Data excerpts:
>>>
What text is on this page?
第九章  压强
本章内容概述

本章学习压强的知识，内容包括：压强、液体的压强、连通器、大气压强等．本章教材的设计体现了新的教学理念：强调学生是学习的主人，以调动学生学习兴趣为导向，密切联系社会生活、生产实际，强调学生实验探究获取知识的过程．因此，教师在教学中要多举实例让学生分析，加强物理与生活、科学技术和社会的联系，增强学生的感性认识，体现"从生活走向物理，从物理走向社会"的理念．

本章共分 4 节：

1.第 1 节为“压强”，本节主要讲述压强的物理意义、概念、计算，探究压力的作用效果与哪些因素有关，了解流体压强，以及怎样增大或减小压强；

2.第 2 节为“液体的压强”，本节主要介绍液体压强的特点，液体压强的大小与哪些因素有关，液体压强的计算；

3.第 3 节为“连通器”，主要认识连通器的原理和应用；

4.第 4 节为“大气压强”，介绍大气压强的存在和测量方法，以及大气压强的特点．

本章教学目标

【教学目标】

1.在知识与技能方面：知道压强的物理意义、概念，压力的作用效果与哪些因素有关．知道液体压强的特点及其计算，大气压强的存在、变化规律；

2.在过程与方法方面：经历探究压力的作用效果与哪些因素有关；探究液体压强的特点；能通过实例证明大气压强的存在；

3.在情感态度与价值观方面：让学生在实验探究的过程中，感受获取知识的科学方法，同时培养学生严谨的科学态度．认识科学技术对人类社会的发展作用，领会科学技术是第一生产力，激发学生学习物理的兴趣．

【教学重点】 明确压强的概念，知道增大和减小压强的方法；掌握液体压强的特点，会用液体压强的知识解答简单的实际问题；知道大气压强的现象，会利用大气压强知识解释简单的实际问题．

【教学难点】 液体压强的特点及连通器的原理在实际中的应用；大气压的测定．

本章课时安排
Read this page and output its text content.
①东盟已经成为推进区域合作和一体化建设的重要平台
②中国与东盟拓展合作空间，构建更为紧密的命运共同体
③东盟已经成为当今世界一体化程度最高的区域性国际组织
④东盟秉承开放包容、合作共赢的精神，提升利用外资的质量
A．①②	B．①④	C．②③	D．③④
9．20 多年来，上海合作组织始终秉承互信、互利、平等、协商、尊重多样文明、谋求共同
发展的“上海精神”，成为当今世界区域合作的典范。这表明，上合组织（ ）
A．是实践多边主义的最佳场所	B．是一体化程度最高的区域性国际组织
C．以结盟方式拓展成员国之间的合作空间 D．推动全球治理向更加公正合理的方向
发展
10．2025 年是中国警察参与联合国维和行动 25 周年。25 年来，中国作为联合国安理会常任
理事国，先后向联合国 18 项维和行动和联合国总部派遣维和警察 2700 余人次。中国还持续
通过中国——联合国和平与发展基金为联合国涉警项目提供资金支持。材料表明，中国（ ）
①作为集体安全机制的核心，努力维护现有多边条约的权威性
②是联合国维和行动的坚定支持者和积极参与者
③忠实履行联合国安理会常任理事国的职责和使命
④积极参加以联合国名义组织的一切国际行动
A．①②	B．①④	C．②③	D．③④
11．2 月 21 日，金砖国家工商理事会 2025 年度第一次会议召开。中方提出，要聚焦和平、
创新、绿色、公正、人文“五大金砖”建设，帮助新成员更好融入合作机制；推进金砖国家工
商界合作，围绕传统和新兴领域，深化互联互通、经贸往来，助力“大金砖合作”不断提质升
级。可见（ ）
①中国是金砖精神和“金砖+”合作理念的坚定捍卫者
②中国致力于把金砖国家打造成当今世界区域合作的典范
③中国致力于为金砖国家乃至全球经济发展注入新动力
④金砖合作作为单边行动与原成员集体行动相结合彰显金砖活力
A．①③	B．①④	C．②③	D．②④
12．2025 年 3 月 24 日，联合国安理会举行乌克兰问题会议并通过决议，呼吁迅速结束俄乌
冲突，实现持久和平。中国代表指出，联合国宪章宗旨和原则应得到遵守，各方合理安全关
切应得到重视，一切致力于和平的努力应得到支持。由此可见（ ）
<<<
What is asked: Repeat the material in full, exactly as it stands.

Solution to this problem:
What text is on this page?
第九章  压强
本章内容概述

本章学习压强的知识，内容包括：压强、液体的压强、连通器、大气压强等．本章教材的设计体现了新的教学理念：强调学生是学习的主人，以调动学生学习兴趣为导向，密切联系社会生活、生产实际，强调学生实验探究获取知识的过程．因此，教师在教学中要多举实例让学生分析，加强物理与生活、科学技术和社会的联系，增强学生的感性认识，体现"从生活走向物理，从物理走向社会"的理念．

本章共分 4 节：

1.第 1 节为“压强”，本节主要讲述压强的物理意义、概念、计算，探究压力的作用效果与哪些因素有关，了解流体压强，以及怎样增大或减小压强；

2.第 2 节为“液体的压强”，本节主要介绍液体压强的特点，液体压强的大小与哪些因素有关，液体压强的计算；

3.第 3 节为“连通器”，主要认识连通器的原理和应用；

4.第 4 节为“大气压强”，介绍大气压强的存在和测量方法，以及大气压强的特点．

本章教学目标

【教学目标】

1.在知识与技能方面：知道压强的物理意义、概念，压力的作用效果与哪些因素有关．知道液体压强的特点及其计算，大气压强的存在、变化规律；

2.在过程与方法方面：经历探究压力的作用效果与哪些因素有关；探究液体压强的特点；能通过实例证明大气压强的存在；

3.在情感态度与价值观方面：让学生在实验探究的过程中，感受获取知识的科学方法，同时培养学生严谨的科学态度．认识科学技术对人类社会的发展作用，领会科学技术是第一生产力，激发学生学习物理的兴趣．

【教学重点】 明确压强的概念，知道增大和减小压强的方法；掌握液体压强的特点，会用液体压强的知识解答简单的实际问题；知道大气压强的现象，会利用大气压强知识解释简单的实际问题．

【教学难点】 液体压强的特点及连通器的原理在实际中的应用；大气压的测定．

本章课时安排
Read this page and output its text content.
①东盟已经成为推进区域合作和一体化建设的重要平台
②中国与东盟拓展合作空间，构建更为紧密的命运共同体
③东盟已经成为当今世界一体化程度最高的区域性国际组织
④东盟秉承开放包容、合作共赢的精神，提升利用外资的质量
A．①②	B．①④	C．②③	D．③④
9．20 多年来，上海合作组织始终秉承互信、互利、平等、协商、尊重多样文明、谋求共同
发展的“上海精神”，成为当今世界区域合作的典范。这表明，上合组织（ ）
A．是实践多边主义的最佳场所	B．是一体化程度最高的区域性国际组织
C．以结盟方式拓展成员国之间的合作空间 D．推动全球治理向更加公正合理的方向
发展
10．2025 年是中国警察参与联合国维和行动 25 周年。25 年来，中国作为联合国安理会常任
理事国，先后向联合国 18 项维和行动和联合国总部派遣维和警察 2700 余人次。中国还持续
通过中国——联合国和平与发展基金为联合国涉警项目提供资金支持。材料表明，中国（ ）
①作为集体安全机制的核心，努力维护现有多边条约的权威性
②是联合国维和行动的坚定支持者和积极参与者
③忠实履行联合国安理会常任理事国的职责和使命
④积极参加以联合国名义组织的一切国际行动
A．①②	B．①④	C．②③	D．③④
11．2 月 21 日，金砖国家工商理事会 2025 年度第一次会议召开。中方提出，要聚焦和平、
创新、绿色、公正、人文“五大金砖”建设，帮助新成员更好融入合作机制；推进金砖国家工
商界合作，围绕传统和新兴领域，深化互联互通、经贸往来，助力“大金砖合作”不断提质升
级。可见（ ）
①中国是金砖精神和“金砖+”合作理念的坚定捍卫者
②中国致力于把金砖国家打造成当今世界区域合作的典范
③中国致力于为金砖国家乃至全球经济发展注入新动力
④金砖合作作为单边行动与原成员集体行动相结合彰显金砖活力
A．①③	B．①④	C．②③	D．②④
12．2025 年 3 月 24 日，联合国安理会举行乌克兰问题会议并通过决议，呼吁迅速结束俄乌
冲突，实现持久和平。中国代表指出，联合国宪章宗旨和原则应得到遵守，各方合理安全关
切应得到重视，一切致力于和平的努力应得到支持。由此可见（ ）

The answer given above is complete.